## 文書本文
◆ ◆ ◆ ◆ ◆ ◆ ◆
1976年12月の初来日での模様を収録した,オフィシャル・ライブ・アルバム 『 On Stage (レインボー・オン・ステージ) 』 を,1977年7月にリリースした レインボー(Rainbow)は,このアルバムのプロモーションも兼ねて 1977年9月から 「 On Stage Tour 」 と銘打ったツアーを開始し,1976年12月の初来日から,ほぼ一年後の1978年1月に,ツアーの一環として,2度目の来日を果たします.

 1978年の再来日では,1月11日名古屋市公会堂公演を皮切りに,17公演が予定されていましたが,不幸にも,ツアー中盤に当たる,1月27日札幌は中島スポーツ・センター公演で死亡者(前に雪崩れ込んだ観客により,下敷きになった19歳の女子大生が圧死)が出るアクシデントがあり,またその煽りで,2月1日の金沢厚生年金会館公演が中止となる等,後味の悪い来日公演となってしまいました.
 また,この死亡事故に伴い,その後のロック・コンサート会場の警備体制を大きく変更されることとなりました.

 本CDは,上述の 1月27日北海道は札幌市の中島スポーツ・センター公演の 2種類のオーディエンス録音を収録し Rising Arrowレーベルからリリースされた 『 Cold Winter (Rising Arrow-017) 』 です.
 リリース当時には,私的にブート収集を中断していた関係で所有しておらず,今回の 10セットのみ再入荷との告知により購入しました.

 既発では Good Believeレーベルからリリースされた 『 Misconduct (GB-004/5) 』(Recorder 1),『 An Act Of God 』(Recorder 2) があり,本商品には,各々の大元マスターを使用しているようです.また 『 Cold Winter (Rising Arrow-017) 』 リリース後の 2011年11月に,別オーディエンス録音である Recorder 3 も合わせて収録したこの公演日の決定盤的な扱いで 同 Rising Arrowレーベルよりリリースされた 7枚組(6CD+1DVDR)の 『 Freezing Blow (Rising Arrow-050) 』 もあるようですが,こちらも所有してはいないので,機会があれば是非とも購入したいと思います.

 Disc 1,2 に収録されている Recorder 1 は,距離感も無く,ギターとヴォーカルはそれなりにクリアですが,ベースやドラム等の低音部はもこもこ感があります.Disc 3,4 に収録されている Recorder 2 は,少し距離感があり,Recorder 1 と同様に低音部はもこもこしていますし,何と言ってもオーディエンス・ノイズが気になるのですが,これが臨場感を増している感もあります.

 なお,リリース直後は,当時,初登場だった音源が,特別ボーナス・アイテム(CDR)として付属していたようですが,残念ながら付属していません.
◆ ◆ ◆ ◆ ◆ ◆ ◆
## 作業指示
a - 文書本文によると、1978年の再来日で中止になった公演はどれですか?
b - 文書本文のうち、「1976年12月の初来日での模様を収録した,オフィシャル・ライブ・アルバム 『 On」から「日公演となってしまいました.」までの部分を、最後の語句も含めて一字一句変えずに出力してください。
◆ ◆ ◆ ◆ ◆ ◆ ◆
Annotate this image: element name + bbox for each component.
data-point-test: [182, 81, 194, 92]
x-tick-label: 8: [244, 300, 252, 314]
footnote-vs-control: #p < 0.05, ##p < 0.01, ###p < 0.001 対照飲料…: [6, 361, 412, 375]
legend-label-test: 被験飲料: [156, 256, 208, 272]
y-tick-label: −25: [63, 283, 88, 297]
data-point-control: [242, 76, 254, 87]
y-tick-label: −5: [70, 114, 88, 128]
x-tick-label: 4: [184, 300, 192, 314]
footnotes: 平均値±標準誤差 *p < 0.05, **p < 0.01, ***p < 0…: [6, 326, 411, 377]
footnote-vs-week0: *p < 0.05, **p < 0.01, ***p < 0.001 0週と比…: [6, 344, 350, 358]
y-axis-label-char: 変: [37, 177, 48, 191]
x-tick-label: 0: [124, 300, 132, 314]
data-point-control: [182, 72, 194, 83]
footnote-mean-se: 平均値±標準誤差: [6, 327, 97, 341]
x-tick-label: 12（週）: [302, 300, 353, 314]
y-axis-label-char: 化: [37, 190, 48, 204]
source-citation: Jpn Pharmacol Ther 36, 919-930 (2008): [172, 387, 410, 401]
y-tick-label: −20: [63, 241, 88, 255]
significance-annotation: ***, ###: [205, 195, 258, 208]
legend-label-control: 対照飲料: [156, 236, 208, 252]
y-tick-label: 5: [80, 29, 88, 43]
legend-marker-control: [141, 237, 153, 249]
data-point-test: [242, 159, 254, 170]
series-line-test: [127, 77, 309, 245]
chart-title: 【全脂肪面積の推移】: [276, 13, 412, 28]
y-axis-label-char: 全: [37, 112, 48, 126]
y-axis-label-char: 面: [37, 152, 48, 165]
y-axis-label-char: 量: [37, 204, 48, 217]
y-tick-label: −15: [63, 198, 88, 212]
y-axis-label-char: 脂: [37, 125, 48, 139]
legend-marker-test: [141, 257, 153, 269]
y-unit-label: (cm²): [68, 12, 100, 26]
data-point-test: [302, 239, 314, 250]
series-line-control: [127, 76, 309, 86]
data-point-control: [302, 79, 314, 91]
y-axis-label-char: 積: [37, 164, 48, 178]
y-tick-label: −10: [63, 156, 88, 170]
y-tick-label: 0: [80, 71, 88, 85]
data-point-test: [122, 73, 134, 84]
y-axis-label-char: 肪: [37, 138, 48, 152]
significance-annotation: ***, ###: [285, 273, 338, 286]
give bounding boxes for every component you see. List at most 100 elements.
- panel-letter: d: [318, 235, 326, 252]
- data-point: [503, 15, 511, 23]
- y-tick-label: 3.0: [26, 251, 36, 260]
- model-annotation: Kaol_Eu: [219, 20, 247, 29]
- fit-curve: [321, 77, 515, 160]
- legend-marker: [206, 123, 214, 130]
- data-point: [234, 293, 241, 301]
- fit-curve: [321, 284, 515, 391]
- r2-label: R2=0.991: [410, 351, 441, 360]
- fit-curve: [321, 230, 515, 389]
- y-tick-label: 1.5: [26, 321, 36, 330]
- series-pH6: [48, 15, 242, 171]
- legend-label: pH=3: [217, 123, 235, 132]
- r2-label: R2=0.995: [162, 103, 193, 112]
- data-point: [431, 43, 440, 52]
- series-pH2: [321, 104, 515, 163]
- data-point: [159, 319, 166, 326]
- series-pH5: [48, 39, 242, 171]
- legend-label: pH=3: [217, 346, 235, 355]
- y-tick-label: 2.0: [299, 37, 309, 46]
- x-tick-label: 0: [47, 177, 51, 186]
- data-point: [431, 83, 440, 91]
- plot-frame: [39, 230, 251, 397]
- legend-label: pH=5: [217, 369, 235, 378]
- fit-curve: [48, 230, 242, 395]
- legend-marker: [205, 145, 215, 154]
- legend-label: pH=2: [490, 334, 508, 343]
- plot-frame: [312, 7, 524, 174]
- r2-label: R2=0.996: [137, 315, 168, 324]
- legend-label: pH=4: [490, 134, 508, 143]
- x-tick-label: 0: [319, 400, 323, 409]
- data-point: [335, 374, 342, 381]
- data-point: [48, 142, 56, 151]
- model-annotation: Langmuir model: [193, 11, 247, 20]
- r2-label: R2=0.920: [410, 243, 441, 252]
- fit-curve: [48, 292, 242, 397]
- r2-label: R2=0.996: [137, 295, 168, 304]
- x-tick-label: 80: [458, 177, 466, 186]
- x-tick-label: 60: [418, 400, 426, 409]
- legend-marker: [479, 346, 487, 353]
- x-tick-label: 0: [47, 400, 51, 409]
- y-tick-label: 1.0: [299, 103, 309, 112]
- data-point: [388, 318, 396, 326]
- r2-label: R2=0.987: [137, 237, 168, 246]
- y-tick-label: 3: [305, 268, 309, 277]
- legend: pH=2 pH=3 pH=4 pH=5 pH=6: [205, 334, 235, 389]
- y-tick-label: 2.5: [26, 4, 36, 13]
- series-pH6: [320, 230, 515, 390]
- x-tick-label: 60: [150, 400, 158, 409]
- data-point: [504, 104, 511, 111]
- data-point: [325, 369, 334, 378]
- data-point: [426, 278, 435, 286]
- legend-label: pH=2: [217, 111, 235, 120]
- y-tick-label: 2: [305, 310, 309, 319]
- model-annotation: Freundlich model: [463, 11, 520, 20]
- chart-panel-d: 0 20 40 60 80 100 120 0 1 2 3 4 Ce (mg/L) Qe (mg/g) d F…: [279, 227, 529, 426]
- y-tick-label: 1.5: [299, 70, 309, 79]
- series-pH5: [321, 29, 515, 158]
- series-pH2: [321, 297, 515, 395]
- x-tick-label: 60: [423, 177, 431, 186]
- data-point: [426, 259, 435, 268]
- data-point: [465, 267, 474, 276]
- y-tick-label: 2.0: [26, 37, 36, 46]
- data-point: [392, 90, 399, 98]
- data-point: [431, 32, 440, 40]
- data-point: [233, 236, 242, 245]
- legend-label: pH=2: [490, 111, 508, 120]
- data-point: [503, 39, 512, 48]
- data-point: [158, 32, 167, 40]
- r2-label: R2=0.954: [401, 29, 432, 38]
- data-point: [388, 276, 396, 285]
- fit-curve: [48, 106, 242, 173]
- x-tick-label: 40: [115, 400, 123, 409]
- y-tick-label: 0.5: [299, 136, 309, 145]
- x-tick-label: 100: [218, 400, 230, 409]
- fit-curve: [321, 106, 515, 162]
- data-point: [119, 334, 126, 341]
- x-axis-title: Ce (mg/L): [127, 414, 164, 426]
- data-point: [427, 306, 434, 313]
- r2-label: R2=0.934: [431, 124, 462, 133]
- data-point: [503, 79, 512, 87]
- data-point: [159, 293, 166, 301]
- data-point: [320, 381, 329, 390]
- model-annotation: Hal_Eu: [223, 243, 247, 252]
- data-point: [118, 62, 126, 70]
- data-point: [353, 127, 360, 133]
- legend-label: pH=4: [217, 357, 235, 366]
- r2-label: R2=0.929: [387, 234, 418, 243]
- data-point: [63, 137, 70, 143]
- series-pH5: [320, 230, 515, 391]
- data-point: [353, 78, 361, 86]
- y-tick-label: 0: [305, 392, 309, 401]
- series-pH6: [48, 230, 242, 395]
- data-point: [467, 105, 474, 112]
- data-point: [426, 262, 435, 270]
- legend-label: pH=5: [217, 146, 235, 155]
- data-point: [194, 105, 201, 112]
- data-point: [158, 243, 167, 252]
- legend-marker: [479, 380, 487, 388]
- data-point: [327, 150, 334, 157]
◆ ◆ ◆ ◆ ◆ ◆ ◆
## 演習の結果
a - 2月1日の金沢厚生年金会館公演です。

b -
1976年12月の初来日での模様を収録した,オフィシャル・ライブ・アルバム 『 On Stage (レインボー・オン・ステージ) 』 を,1977年7月にリリースした レインボー(Rainbow)は,このアルバムのプロモーションも兼ねて 1977年9月から 「 On Stage Tour 」 と銘打ったツアーを開始し,1976年12月の初来日から,ほぼ一年後の1978年1月に,ツアーの一環として,2度目の来日を果たします.

 1978年の再来日では,1月11日名古屋市公会堂公演を皮切りに,17公演が予定されていましたが,不幸にも,ツアー中盤に当たる,1月27日札幌は中島スポーツ・センター公演で死亡者(前に雪崩れ込んだ観客により,下敷きになった19歳の女子大生が圧死)が出るアクシデントがあり,またその煽りで,2月1日の金沢厚生年金会館公演が中止となる等,後味の悪い来日公演となってしまいました.